**Written instruction**
What follows are records. Restate all of them word for word.

**Exercise material**
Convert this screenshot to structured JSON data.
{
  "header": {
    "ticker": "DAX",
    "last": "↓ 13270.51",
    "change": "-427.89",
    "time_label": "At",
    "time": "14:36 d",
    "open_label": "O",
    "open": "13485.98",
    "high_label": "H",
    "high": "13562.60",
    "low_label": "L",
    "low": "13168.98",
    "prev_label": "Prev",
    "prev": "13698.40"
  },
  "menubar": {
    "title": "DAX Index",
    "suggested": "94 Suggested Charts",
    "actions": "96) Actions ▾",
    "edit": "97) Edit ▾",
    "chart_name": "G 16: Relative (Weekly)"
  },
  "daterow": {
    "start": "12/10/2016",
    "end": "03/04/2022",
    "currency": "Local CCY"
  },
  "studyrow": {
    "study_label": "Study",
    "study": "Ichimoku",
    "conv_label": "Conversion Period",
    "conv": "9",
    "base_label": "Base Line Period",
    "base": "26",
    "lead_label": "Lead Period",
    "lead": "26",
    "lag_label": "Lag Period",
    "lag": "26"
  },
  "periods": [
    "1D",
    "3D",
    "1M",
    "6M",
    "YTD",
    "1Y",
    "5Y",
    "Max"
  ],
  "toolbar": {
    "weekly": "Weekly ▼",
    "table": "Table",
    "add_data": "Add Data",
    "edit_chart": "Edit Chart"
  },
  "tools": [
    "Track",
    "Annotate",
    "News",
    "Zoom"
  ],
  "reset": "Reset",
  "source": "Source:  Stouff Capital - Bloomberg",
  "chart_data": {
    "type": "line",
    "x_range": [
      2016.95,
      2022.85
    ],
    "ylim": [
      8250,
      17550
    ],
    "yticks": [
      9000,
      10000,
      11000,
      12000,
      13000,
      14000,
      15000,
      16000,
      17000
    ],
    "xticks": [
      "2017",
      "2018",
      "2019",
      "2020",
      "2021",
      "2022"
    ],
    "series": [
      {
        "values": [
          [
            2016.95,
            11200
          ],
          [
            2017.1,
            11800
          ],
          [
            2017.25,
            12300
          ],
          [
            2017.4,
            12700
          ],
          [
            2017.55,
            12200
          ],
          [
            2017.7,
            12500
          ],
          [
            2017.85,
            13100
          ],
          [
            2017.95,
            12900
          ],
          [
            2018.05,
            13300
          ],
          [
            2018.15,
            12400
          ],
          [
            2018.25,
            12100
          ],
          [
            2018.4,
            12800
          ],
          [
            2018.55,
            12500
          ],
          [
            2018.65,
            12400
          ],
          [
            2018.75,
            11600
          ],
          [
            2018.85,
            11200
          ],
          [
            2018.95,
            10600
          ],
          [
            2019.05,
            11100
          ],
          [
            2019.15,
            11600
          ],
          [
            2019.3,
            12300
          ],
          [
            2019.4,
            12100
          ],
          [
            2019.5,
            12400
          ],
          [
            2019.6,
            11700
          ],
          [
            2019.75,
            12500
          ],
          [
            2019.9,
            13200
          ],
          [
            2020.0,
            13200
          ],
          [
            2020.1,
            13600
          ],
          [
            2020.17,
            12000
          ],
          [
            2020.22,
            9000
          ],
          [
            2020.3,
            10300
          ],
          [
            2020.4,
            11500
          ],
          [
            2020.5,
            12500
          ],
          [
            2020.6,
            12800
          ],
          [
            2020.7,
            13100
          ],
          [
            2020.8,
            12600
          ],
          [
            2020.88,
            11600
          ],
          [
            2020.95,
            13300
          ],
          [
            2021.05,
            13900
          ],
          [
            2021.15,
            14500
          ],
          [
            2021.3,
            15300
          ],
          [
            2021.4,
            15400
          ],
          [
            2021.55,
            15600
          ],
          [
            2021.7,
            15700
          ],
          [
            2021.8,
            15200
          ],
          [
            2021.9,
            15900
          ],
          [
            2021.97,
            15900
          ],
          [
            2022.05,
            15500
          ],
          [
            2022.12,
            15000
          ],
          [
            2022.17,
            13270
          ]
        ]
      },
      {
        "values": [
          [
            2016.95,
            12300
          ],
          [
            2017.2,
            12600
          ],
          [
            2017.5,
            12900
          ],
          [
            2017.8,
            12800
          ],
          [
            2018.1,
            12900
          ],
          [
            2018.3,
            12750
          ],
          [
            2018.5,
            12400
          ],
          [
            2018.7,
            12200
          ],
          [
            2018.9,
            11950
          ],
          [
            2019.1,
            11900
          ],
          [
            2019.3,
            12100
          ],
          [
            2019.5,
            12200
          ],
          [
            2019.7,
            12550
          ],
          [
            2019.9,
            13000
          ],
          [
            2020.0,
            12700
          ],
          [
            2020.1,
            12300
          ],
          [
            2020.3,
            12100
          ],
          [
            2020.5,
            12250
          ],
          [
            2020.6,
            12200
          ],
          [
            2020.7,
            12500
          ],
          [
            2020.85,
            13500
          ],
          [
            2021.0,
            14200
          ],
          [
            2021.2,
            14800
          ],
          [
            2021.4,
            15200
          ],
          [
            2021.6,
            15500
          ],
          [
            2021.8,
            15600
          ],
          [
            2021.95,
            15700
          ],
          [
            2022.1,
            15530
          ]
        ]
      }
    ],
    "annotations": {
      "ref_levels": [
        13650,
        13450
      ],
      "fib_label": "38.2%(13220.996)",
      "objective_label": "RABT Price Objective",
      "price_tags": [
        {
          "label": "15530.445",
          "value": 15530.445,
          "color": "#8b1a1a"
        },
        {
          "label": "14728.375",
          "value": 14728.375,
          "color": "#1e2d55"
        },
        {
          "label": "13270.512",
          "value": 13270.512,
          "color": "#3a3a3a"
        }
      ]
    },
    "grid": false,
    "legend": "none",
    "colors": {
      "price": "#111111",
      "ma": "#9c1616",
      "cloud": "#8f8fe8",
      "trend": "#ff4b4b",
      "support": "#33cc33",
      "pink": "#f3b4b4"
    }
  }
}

**Solved exercise**
Convert this screenshot to structured JSON data.
{
  "header": {
    "ticker": "DAX",
    "last": "↓ 13270.51",
    "change": "-427.89",
    "time_label": "At",
    "time": "14:36 d",
    "open_label": "O",
    "open": "13485.98",
    "high_label": "H",
    "high": "13562.60",
    "low_label": "L",
    "low": "13168.98",
    "prev_label": "Prev",
    "prev": "13698.40"
  },
  "menubar": {
    "title": "DAX Index",
    "suggested": "94 Suggested Charts",
    "actions": "96) Actions ▾",
    "edit": "97) Edit ▾",
    "chart_name": "G 16: Relative (Weekly)"
  },
  "daterow": {
    "start": "12/10/2016",
    "end": "03/04/2022",
    "currency": "Local CCY"
  },
  "studyrow": {
    "study_label": "Study",
    "study": "Ichimoku",
    "conv_label": "Conversion Period",
    "conv": "9",
    "base_label": "Base Line Period",
    "base": "26",
    "lead_label": "Lead Period",
    "lead": "26",
    "lag_label": "Lag Period",
    "lag": "26"
  },
  "periods": [
    "1D",
    "3D",
    "1M",
    "6M",
    "YTD",
    "1Y",
    "5Y",
    "Max"
  ],
  "toolbar": {
    "weekly": "Weekly ▼",
    "table": "Table",
    "add_data": "Add Data",
    "edit_chart": "Edit Chart"
  },
  "tools": [
    "Track",
    "Annotate",
    "News",
    "Zoom"
  ],
  "reset": "Reset",
  "source": "Source:  Stouff Capital - Bloomberg",
  "chart_data": {
    "type": "line",
    "x_range": [
      2016.95,
      2022.85
    ],
    "ylim": [
      8250,
      17550
    ],
    "yticks": [
      9000,
      10000,
      11000,
      12000,
      13000,
      14000,
      15000,
      16000,
      17000
    ],
    "xticks": [
      "2017",
      "2018",
      "2019",
      "2020",
      "2021",
      "2022"
    ],
    "series": [
      {
        "values": [
          [
            2016.95,
            11200
          ],
          [
            2017.1,
            11800
          ],
          [
            2017.25,
            12300
          ],
          [
            2017.4,
            12700
          ],
          [
            2017.55,
            12200
          ],
          [
            2017.7,
            12500
          ],
          [
            2017.85,
            13100
          ],
          [
            2017.95,
            12900
          ],
          [
            2018.05,
            13300
          ],
          [
            2018.15,
            12400
          ],
          [
            2018.25,
            12100
          ],
          [
            2018.4,
            12800
          ],
          [
            2018.55,
            12500
          ],
          [
            2018.65,
            12400
          ],
          [
            2018.75,
            11600
          ],
          [
            2018.85,
            11200
          ],
          [
            2018.95,
            10600
          ],
          [
            2019.05,
            11100
          ],
          [
            2019.15,
            11600
          ],
          [
            2019.3,
            12300
          ],
          [
            2019.4,
            12100
          ],
          [
            2019.5,
            12400
          ],
          [
            2019.6,
            11700
          ],
          [
            2019.75,
            12500
          ],
          [
            2019.9,
            13200
          ],
          [
            2020.0,
            13200
          ],
          [
            2020.1,
            13600
          ],
          [
            2020.17,
            12000
          ],
          [
            2020.22,
            9000
          ],
          [
            2020.3,
            10300
          ],
          [
            2020.4,
            11500
          ],
          [
            2020.5,
            12500
          ],
          [
            2020.6,
            12800
          ],
          [
            2020.7,
            13100
          ],
          [
            2020.8,
            12600
          ],
          [
            2020.88,
            11600
          ],
          [
            2020.95,
            13300
          ],
          [
            2021.05,
            13900
          ],
          [
            2021.15,
            14500
          ],
          [
            2021.3,
            15300
          ],
          [
            2021.4,
            15400
          ],
          [
            2021.55,
            15600
          ],
          [
            2021.7,
            15700
          ],
          [
            2021.8,
            15200
          ],
          [
            2021.9,
            15900
          ],
          [
            2021.97,
            15900
          ],
          [
            2022.05,
            15500
          ],
          [
            2022.12,
            15000
          ],
          [
            2022.17,
            13270
          ]
        ]
      },
      {
        "values": [
          [
            2016.95,
            12300
          ],
          [
            2017.2,
            12600
          ],
          [
            2017.5,
            12900
          ],
          [
            2017.8,
            12800
          ],
          [
            2018.1,
            12900
          ],
          [
            2018.3,
            12750
          ],
          [
            2018.5,
            12400
          ],
          [
            2018.7,
            12200
          ],
          [
            2018.9,
            11950
          ],
          [
            2019.1,
            11900
          ],
          [
            2019.3,
            12100
          ],
          [
            2019.5,
            12200
          ],
          [
            2019.7,
            12550
          ],
          [
            2019.9,
            13000
          ],
          [
            2020.0,
            12700
          ],
          [
            2020.1,
            12300
          ],
          [
            2020.3,
            12100
          ],
          [
            2020.5,
            12250
          ],
          [
            2020.6,
            12200
          ],
          [
            2020.7,
            12500
          ],
          [
            2020.85,
            13500
          ],
          [
            2021.0,
            14200
          ],
          [
            2021.2,
            14800
          ],
          [
            2021.4,
            15200
          ],
          [
            2021.6,
            15500
          ],
          [
            2021.8,
            15600
          ],
          [
            2021.95,
            15700
          ],
          [
            2022.1,
            15530
          ]
        ]
      }
    ],
    "annotations": {
      "ref_levels": [
        13650,
        13450
      ],
      "fib_label": "38.2%(13220.996)",
      "objective_label": "RABT Price Objective",
      "price_tags": [
        {
          "label": "15530.445",
          "value": 15530.445,
          "color": "#8b1a1a"
        },
        {
          "label": "14728.375",
          "value": 14728.375,
          "color": "#1e2d55"
        },
        {
          "label": "13270.512",
          "value": 13270.512,
          "color": "#3a3a3a"
        }
      ]
    },
    "grid": false,
    "legend": "none",
    "colors": {
      "price": "#111111",
      "ma": "#9c1616",
      "cloud": "#8f8fe8",
      "trend": "#ff4b4b",
      "support": "#33cc33",
      "pink": "#f3b4b4"
    }
  }
}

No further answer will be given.